--- start of Provided data ---

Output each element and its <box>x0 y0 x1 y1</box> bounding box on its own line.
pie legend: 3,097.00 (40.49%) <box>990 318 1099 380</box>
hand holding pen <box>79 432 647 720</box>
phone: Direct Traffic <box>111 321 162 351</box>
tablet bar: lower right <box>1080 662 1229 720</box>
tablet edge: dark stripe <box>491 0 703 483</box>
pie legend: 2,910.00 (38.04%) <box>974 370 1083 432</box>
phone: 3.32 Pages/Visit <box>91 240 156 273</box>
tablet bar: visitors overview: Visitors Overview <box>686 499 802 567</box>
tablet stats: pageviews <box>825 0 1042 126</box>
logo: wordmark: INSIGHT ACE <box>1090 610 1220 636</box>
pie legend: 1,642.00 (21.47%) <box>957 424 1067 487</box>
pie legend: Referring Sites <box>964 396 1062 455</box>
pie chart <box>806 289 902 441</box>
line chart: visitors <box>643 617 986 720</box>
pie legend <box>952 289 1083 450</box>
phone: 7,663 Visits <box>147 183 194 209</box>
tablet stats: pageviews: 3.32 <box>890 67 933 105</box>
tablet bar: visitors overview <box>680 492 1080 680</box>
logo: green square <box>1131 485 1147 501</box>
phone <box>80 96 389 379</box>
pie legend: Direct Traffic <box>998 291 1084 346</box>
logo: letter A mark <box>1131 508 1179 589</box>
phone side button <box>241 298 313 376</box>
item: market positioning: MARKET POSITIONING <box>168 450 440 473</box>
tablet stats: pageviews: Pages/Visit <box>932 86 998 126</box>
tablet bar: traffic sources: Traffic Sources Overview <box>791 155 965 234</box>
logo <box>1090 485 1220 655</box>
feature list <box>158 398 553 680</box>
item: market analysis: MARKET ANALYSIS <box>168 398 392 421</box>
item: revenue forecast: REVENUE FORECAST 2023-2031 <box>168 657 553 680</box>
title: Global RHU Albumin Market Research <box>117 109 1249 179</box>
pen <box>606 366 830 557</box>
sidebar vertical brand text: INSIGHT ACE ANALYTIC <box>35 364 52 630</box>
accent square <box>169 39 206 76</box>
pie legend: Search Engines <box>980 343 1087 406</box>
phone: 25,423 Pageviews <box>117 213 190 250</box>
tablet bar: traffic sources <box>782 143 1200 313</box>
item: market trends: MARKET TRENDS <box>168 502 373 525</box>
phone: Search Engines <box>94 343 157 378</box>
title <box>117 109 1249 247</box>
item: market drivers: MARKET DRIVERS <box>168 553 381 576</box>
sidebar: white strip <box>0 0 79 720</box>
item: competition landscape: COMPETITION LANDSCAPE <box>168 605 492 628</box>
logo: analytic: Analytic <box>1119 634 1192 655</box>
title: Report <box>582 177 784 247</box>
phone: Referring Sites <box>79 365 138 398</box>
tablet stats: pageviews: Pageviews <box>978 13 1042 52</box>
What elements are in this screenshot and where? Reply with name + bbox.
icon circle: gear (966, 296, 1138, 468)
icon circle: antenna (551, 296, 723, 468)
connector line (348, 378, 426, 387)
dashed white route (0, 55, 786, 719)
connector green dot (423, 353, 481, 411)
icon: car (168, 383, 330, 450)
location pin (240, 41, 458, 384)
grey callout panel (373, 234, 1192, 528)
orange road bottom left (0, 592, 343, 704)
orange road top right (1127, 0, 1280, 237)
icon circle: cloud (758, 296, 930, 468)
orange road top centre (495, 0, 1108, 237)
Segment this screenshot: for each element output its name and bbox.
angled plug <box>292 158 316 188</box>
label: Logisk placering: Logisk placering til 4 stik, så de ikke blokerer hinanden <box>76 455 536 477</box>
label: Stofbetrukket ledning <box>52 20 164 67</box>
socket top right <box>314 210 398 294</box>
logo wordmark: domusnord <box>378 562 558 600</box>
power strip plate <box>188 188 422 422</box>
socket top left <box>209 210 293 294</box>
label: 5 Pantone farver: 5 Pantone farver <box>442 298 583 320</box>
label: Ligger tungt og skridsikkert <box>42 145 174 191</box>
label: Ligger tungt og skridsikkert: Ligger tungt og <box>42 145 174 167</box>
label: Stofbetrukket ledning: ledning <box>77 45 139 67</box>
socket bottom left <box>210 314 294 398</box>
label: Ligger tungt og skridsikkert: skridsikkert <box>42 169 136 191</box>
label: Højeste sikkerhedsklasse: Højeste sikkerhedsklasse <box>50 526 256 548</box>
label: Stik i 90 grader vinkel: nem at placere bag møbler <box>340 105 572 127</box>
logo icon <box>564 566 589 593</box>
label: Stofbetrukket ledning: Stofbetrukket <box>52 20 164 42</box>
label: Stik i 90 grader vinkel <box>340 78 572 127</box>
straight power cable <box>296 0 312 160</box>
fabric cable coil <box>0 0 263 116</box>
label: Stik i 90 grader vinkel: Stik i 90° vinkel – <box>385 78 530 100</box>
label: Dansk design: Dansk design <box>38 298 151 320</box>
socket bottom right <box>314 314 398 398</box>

--- end of Provided data ---

**Requirement**
Reproduce the rows from the first one through the line containing "pie legend: Search", renaming "tablet bar" to "tablet strip" and keeping everything else the same. Give only those lines.

**Solution to this exercise**
Output each element and its <box>x0 y0 x1 y1</box> bounding box on its own line.
pie legend: 3,097.00 (40.49%) <box>990 318 1099 380</box>
hand holding pen <box>79 432 647 720</box>
phone: Direct Traffic <box>111 321 162 351</box>
tablet strip: lower right <box>1080 662 1229 720</box>
tablet edge: dark stripe <box>491 0 703 483</box>
pie legend: 2,910.00 (38.04%) <box>974 370 1083 432</box>
phone: 3.32 Pages/Visit <box>91 240 156 273</box>
tablet strip: visitors overview: Visitors Overview <box>686 499 802 567</box>
tablet stats: pageviews <box>825 0 1042 126</box>
logo: wordmark: INSIGHT ACE <box>1090 610 1220 636</box>
pie legend: 1,642.00 (21.47%) <box>957 424 1067 487</box>
pie legend: Referring Sites <box>964 396 1062 455</box>
pie chart <box>806 289 902 441</box>
line chart: visitors <box>643 617 986 720</box>
pie legend <box>952 289 1083 450</box>
phone: 7,663 Visits <box>147 183 194 209</box>
tablet stats: pageviews: 3.32 <box>890 67 933 105</box>
tablet strip: visitors overview <box>680 492 1080 680</box>
logo: green square <box>1131 485 1147 501</box>
phone <box>80 96 389 379</box>
pie legend: Direct Traffic <box>998 291 1084 346</box>
logo: letter A mark <box>1131 508 1179 589</box>
phone side button <box>241 298 313 376</box>
item: market positioning: MARKET POSITIONING <box>168 450 440 473</box>
tablet stats: pageviews: Pages/Visit <box>932 86 998 126</box>
tablet strip: traffic sources: Traffic Sources Overview <box>791 155 965 234</box>
logo <box>1090 485 1220 655</box>
feature list <box>158 398 553 680</box>
item: market analysis: MARKET ANALYSIS <box>168 398 392 421</box>
item: revenue forecast: REVENUE FORECAST 2023-2031 <box>168 657 553 680</box>
title: Global RHU Albumin Market Research <box>117 109 1249 179</box>
pen <box>606 366 830 557</box>
sidebar vertical brand text: INSIGHT ACE ANALYTIC <box>35 364 52 630</box>
accent square <box>169 39 206 76</box>
pie legend: Search Engines <box>980 343 1087 406</box>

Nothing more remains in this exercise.